# start of Entries supplied
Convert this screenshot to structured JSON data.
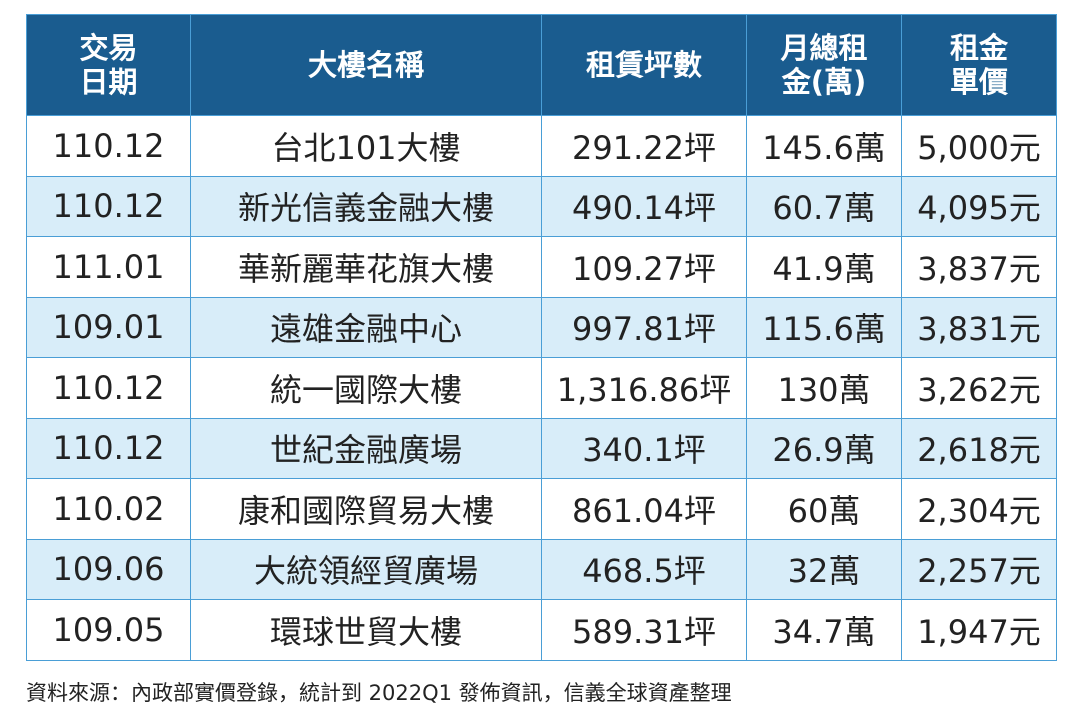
{
  "table": {
    "header": {
      "date_line1": "交易",
      "date_line2": "日期",
      "building": "大樓名稱",
      "area": "租賃坪數",
      "rent_line1": "月總租",
      "rent_line2": "金(萬)",
      "price_line1": "租金",
      "price_line2": "單價"
    },
    "rows": [
      {
        "date": "110.12",
        "building": "台北101大樓",
        "area": "291.22坪",
        "rent": "145.6萬",
        "price": "5,000元"
      },
      {
        "date": "110.12",
        "building": "新光信義金融大樓",
        "area": "490.14坪",
        "rent": "60.7萬",
        "price": "4,095元"
      },
      {
        "date": "111.01",
        "building": "華新麗華花旗大樓",
        "area": "109.27坪",
        "rent": "41.9萬",
        "price": "3,837元"
      },
      {
        "date": "109.01",
        "building": "遠雄金融中心",
        "area": "997.81坪",
        "rent": "115.6萬",
        "price": "3,831元"
      },
      {
        "date": "110.12",
        "building": "統一國際大樓",
        "area": "1,316.86坪",
        "rent": "130萬",
        "price": "3,262元"
      },
      {
        "date": "110.12",
        "building": "世紀金融廣場",
        "area": "340.1坪",
        "rent": "26.9萬",
        "price": "2,618元"
      },
      {
        "date": "110.02",
        "building": "康和國際貿易大樓",
        "area": "861.04坪",
        "rent": "60萬",
        "price": "2,304元"
      },
      {
        "date": "109.06",
        "building": "大統領經貿廣場",
        "area": "468.5坪",
        "rent": "32萬",
        "price": "2,257元"
      },
      {
        "date": "109.05",
        "building": "環球世貿大樓",
        "area": "589.31坪",
        "rent": "34.7萬",
        "price": "1,947元"
      }
    ]
  },
  "source": "資料來源：內政部實價登錄，統計到 2022Q1 發佈資訊，信義全球資產整理",
  "colors": {
    "header_bg": "#1a5c8f",
    "border": "#4a9ed6",
    "alt_row_bg": "#d8edf9"
  }
}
# end of Entries supplied
### [Task brief]
Find every line in the records that contains the word "building"; copy those lines.

### [Exercise answer]
      "building": "大樓名稱",
        "building": "台北101大樓",
        "building": "新光信義金融大樓",
        "building": "華新麗華花旗大樓",
        "building": "遠雄金融中心",
        "building": "統一國際大樓",
        "building": "世紀金融廣場",
        "building": "康和國際貿易大樓",
        "building": "大統領經貿廣場",
        "building": "環球世貿大樓",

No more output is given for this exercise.